What to do — Print out each record below, unaltered and complete, without its images.

begin Dataset records

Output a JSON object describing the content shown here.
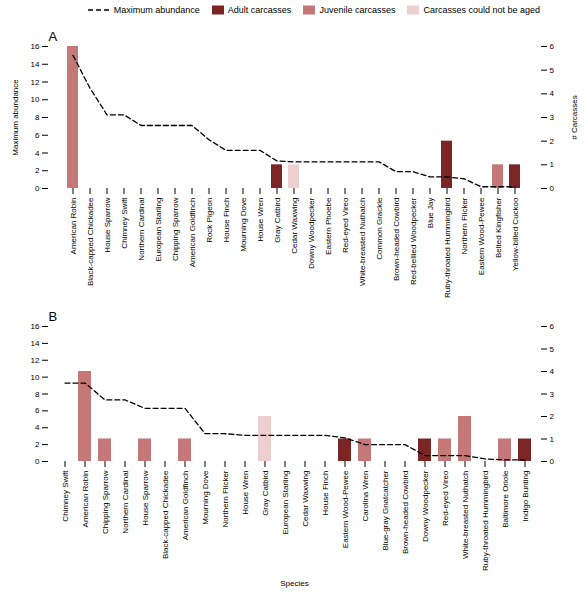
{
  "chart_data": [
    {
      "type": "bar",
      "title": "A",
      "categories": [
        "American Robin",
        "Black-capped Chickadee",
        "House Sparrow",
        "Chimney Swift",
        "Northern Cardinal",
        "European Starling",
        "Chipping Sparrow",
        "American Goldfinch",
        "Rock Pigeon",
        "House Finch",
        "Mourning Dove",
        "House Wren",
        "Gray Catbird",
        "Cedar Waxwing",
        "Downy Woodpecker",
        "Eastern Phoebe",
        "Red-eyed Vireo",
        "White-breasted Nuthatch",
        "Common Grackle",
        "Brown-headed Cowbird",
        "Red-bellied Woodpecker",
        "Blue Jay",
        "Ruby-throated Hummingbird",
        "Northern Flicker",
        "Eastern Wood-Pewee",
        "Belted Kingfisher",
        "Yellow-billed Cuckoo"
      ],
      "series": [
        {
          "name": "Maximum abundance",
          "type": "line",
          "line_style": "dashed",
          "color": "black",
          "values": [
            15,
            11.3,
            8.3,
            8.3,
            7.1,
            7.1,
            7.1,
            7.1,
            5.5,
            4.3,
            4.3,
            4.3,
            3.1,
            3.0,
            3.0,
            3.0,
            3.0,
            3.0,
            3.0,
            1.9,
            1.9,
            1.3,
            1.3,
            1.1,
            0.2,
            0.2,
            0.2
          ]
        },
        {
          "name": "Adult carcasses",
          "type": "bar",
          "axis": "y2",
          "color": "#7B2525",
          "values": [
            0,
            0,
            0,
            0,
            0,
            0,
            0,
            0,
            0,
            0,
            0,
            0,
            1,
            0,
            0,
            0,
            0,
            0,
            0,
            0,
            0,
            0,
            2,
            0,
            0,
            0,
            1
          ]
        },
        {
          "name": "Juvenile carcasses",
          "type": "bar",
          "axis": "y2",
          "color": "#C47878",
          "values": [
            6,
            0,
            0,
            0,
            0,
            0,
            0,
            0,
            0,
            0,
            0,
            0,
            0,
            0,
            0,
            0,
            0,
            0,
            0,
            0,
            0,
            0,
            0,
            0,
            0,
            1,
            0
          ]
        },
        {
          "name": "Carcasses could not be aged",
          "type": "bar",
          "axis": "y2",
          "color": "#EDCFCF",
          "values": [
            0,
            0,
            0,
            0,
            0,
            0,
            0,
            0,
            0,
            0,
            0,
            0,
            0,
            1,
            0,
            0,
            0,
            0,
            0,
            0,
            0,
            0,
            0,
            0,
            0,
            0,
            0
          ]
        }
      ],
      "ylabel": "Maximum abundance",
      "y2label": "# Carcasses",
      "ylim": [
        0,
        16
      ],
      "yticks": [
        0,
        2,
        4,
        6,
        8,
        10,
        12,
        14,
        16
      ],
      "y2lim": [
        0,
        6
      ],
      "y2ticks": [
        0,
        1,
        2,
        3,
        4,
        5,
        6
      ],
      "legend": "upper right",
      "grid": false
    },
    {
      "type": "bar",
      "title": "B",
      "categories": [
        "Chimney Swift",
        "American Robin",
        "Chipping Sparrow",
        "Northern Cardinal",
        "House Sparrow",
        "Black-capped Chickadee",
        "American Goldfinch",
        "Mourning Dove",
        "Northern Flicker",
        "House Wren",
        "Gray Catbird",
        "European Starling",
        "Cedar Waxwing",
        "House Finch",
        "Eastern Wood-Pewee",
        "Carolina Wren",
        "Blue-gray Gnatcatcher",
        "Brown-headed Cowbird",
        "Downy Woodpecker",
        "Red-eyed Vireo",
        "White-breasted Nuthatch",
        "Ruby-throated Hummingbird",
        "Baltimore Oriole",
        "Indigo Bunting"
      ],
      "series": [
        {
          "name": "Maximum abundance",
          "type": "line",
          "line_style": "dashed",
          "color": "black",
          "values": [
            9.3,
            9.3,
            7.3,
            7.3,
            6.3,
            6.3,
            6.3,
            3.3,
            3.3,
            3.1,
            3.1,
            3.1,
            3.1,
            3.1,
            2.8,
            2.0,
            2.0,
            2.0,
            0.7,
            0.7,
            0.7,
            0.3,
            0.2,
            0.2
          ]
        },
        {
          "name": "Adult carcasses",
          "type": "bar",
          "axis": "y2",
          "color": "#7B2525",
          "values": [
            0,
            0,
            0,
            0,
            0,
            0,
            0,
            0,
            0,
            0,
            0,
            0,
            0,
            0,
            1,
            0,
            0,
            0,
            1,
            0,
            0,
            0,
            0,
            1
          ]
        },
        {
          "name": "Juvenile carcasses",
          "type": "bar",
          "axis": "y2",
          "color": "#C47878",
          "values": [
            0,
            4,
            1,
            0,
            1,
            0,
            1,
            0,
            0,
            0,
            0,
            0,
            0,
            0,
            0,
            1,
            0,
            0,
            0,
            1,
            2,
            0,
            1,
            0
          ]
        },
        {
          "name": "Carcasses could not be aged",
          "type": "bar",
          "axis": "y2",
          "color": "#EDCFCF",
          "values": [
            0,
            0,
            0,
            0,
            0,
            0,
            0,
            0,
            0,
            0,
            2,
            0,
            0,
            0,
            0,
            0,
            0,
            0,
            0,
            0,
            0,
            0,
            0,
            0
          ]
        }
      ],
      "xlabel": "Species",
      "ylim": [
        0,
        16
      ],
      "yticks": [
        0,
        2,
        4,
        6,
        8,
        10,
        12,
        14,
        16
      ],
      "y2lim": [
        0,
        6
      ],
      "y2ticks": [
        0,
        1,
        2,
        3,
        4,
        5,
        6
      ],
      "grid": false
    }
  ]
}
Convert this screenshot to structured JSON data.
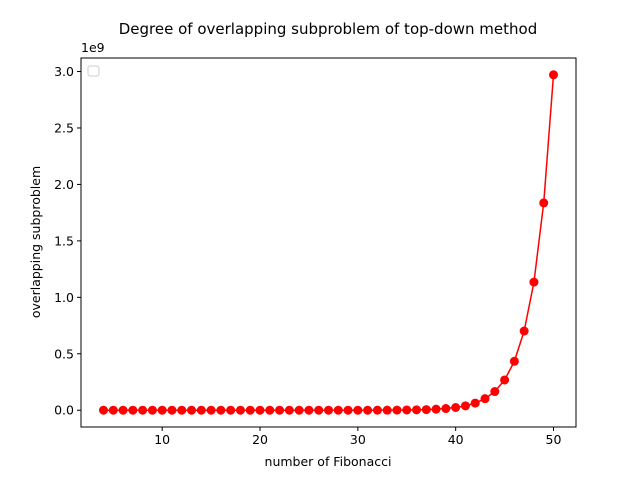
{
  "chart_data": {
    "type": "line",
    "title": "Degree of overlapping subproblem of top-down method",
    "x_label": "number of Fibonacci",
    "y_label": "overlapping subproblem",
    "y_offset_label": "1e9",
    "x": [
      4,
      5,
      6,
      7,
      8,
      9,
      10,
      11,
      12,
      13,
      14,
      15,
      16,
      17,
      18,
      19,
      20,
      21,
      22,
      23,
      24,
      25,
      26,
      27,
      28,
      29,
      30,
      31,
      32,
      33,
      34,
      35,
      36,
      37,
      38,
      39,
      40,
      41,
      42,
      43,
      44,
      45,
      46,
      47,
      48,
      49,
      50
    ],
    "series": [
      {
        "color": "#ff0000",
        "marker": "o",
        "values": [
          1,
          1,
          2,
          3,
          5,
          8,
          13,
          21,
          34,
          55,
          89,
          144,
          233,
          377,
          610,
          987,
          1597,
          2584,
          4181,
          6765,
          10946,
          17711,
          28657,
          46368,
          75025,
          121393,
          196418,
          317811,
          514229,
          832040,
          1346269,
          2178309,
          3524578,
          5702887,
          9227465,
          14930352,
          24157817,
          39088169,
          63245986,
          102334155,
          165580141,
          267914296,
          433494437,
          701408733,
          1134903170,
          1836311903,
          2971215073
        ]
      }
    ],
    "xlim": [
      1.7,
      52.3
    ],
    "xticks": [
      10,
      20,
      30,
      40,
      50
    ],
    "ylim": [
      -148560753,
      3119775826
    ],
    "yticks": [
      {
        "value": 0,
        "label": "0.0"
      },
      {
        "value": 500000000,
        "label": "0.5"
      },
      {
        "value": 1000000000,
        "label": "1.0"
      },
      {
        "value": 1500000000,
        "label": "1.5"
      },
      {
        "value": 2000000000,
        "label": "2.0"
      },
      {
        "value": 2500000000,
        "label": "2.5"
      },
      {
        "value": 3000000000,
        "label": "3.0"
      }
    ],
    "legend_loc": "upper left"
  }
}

end Dataset records

Finished exercise —
Output a JSON object describing the content shown here.
{
  "chart_data": [
    {
      "type": "bar",
      "title": "A",
      "categories": [
        "American Robin",
        "Black-capped Chickadee",
        "House Sparrow",
        "Chimney Swift",
        "Northern Cardinal",
        "European Starling",
        "Chipping Sparrow",
        "American Goldfinch",
        "Rock Pigeon",
        "House Finch",
        "Mourning Dove",
        "House Wren",
        "Gray Catbird",
        "Cedar Waxwing",
        "Downy Woodpecker",
        "Eastern Phoebe",
        "Red-eyed Vireo",
        "White-breasted Nuthatch",
        "Common Grackle",
        "Brown-headed Cowbird",
        "Red-bellied Woodpecker",
        "Blue Jay",
        "Ruby-throated Hummingbird",
        "Northern Flicker",
        "Eastern Wood-Pewee",
        "Belted Kingfisher",
        "Yellow-billed Cuckoo"
      ],
      "series": [
        {
          "name": "Maximum abundance",
          "type": "line",
          "line_style": "dashed",
          "color": "black",
          "values": [
            15,
            11.3,
            8.3,
            8.3,
            7.1,
            7.1,
            7.1,
            7.1,
            5.5,
            4.3,
            4.3,
            4.3,
            3.1,
            3.0,
            3.0,
            3.0,
            3.0,
            3.0,
            3.0,
            1.9,
            1.9,
            1.3,
            1.3,
            1.1,
            0.2,
            0.2,
            0.2
          ]
        },
        {
          "name": "Adult carcasses",
          "type": "bar",
          "axis": "y2",
          "color": "#7B2525",
          "values": [
            0,
            0,
            0,
            0,
            0,
            0,
            0,
            0,
            0,
            0,
            0,
            0,
            1,
            0,
            0,
            0,
            0,
            0,
            0,
            0,
            0,
            0,
            2,
            0,
            0,
            0,
            1
          ]
        },
        {
          "name": "Juvenile carcasses",
          "type": "bar",
          "axis": "y2",
          "color": "#C47878",
          "values": [
            6,
            0,
            0,
            0,
            0,
            0,
            0,
            0,
            0,
            0,
            0,
            0,
            0,
            0,
            0,
            0,
            0,
            0,
            0,
            0,
            0,
            0,
            0,
            0,
            0,
            1,
            0
          ]
        },
        {
          "name": "Carcasses could not be aged",
          "type": "bar",
          "axis": "y2",
          "color": "#EDCFCF",
          "values": [
            0,
            0,
            0,
            0,
            0,
            0,
            0,
            0,
            0,
            0,
            0,
            0,
            0,
            1,
            0,
            0,
            0,
            0,
            0,
            0,
            0,
            0,
            0,
            0,
            0,
            0,
            0
          ]
        }
      ],
      "ylabel": "Maximum abundance",
      "y2label": "# Carcasses",
      "ylim": [
        0,
        16
      ],
      "yticks": [
        0,
        2,
        4,
        6,
        8,
        10,
        12,
        14,
        16
      ],
      "y2lim": [
        0,
        6
      ],
      "y2ticks": [
        0,
        1,
        2,
        3,
        4,
        5,
        6
      ],
      "legend": "upper right",
      "grid": false
    },
    {
      "type": "bar",
      "title": "B",
      "categories": [
        "Chimney Swift",
        "American Robin",
        "Chipping Sparrow",
        "Northern Cardinal",
        "House Sparrow",
        "Black-capped Chickadee",
        "American Goldfinch",
        "Mourning Dove",
        "Northern Flicker",
        "House Wren",
        "Gray Catbird",
        "European Starling",
        "Cedar Waxwing",
        "House Finch",
        "Eastern Wood-Pewee",
        "Carolina Wren",
        "Blue-gray Gnatcatcher",
        "Brown-headed Cowbird",
        "Downy Woodpecker",
        "Red-eyed Vireo",
        "White-breasted Nuthatch",
        "Ruby-throated Hummingbird",
        "Baltimore Oriole",
        "Indigo Bunting"
      ],
      "series": [
        {
          "name": "Maximum abundance",
          "type": "line",
          "line_style": "dashed",
          "color": "black",
          "values": [
            9.3,
            9.3,
            7.3,
            7.3,
            6.3,
            6.3,
            6.3,
            3.3,
            3.3,
            3.1,
            3.1,
            3.1,
            3.1,
            3.1,
            2.8,
            2.0,
            2.0,
            2.0,
            0.7,
            0.7,
            0.7,
            0.3,
            0.2,
            0.2
          ]
        },
        {
          "name": "Adult carcasses",
          "type": "bar",
          "axis": "y2",
          "color": "#7B2525",
          "values": [
            0,
            0,
            0,
            0,
            0,
            0,
            0,
            0,
            0,
            0,
            0,
            0,
            0,
            0,
            1,
            0,
            0,
            0,
            1,
            0,
            0,
            0,
            0,
            1
          ]
        },
        {
          "name": "Juvenile carcasses",
          "type": "bar",
          "axis": "y2",
          "color": "#C47878",
          "values": [
            0,
            4,
            1,
            0,
            1,
            0,
            1,
            0,
            0,
            0,
            0,
            0,
            0,
            0,
            0,
            1,
            0,
            0,
            0,
            1,
            2,
            0,
            1,
            0
          ]
        },
        {
          "name": "Carcasses could not be aged",
          "type": "bar",
          "axis": "y2",
          "color": "#EDCFCF",
          "values": [
            0,
            0,
            0,
            0,
            0,
            0,
            0,
            0,
            0,
            0,
            2,
            0,
            0,
            0,
            0,
            0,
            0,
            0,
            0,
            0,
            0,
            0,
            0,
            0
          ]
        }
      ],
      "xlabel": "Species",
      "ylim": [
        0,
        16
      ],
      "yticks": [
        0,
        2,
        4,
        6,
        8,
        10,
        12,
        14,
        16
      ],
      "y2lim": [
        0,
        6
      ],
      "y2ticks": [
        0,
        1,
        2,
        3,
        4,
        5,
        6
      ],
      "grid": false
    }
  ]
}
Convert this screenshot to structured JSON data.
{
  "chart_data": {
    "type": "line",
    "title": "Degree of overlapping subproblem of top-down method",
    "x_label": "number of Fibonacci",
    "y_label": "overlapping subproblem",
    "y_offset_label": "1e9",
    "x": [
      4,
      5,
      6,
      7,
      8,
      9,
      10,
      11,
      12,
      13,
      14,
      15,
      16,
      17,
      18,
      19,
      20,
      21,
      22,
      23,
      24,
      25,
      26,
      27,
      28,
      29,
      30,
      31,
      32,
      33,
      34,
      35,
      36,
      37,
      38,
      39,
      40,
      41,
      42,
      43,
      44,
      45,
      46,
      47,
      48,
      49,
      50
    ],
    "series": [
      {
        "color": "#ff0000",
        "marker": "o",
        "values": [
          1,
          1,
          2,
          3,
          5,
          8,
          13,
          21,
          34,
          55,
          89,
          144,
          233,
          377,
          610,
          987,
          1597,
          2584,
          4181,
          6765,
          10946,
          17711,
          28657,
          46368,
          75025,
          121393,
          196418,
          317811,
          514229,
          832040,
          1346269,
          2178309,
          3524578,
          5702887,
          9227465,
          14930352,
          24157817,
          39088169,
          63245986,
          102334155,
          165580141,
          267914296,
          433494437,
          701408733,
          1134903170,
          1836311903,
          2971215073
        ]
      }
    ],
    "xlim": [
      1.7,
      52.3
    ],
    "xticks": [
      10,
      20,
      30,
      40,
      50
    ],
    "ylim": [
      -148560753,
      3119775826
    ],
    "yticks": [
      {
        "value": 0,
        "label": "0.0"
      },
      {
        "value": 500000000,
        "label": "0.5"
      },
      {
        "value": 1000000000,
        "label": "1.0"
      },
      {
        "value": 1500000000,
        "label": "1.5"
      },
      {
        "value": 2000000000,
        "label": "2.0"
      },
      {
        "value": 2500000000,
        "label": "2.5"
      },
      {
        "value": 3000000000,
        "label": "3.0"
      }
    ],
    "legend_loc": "upper left"
  }
}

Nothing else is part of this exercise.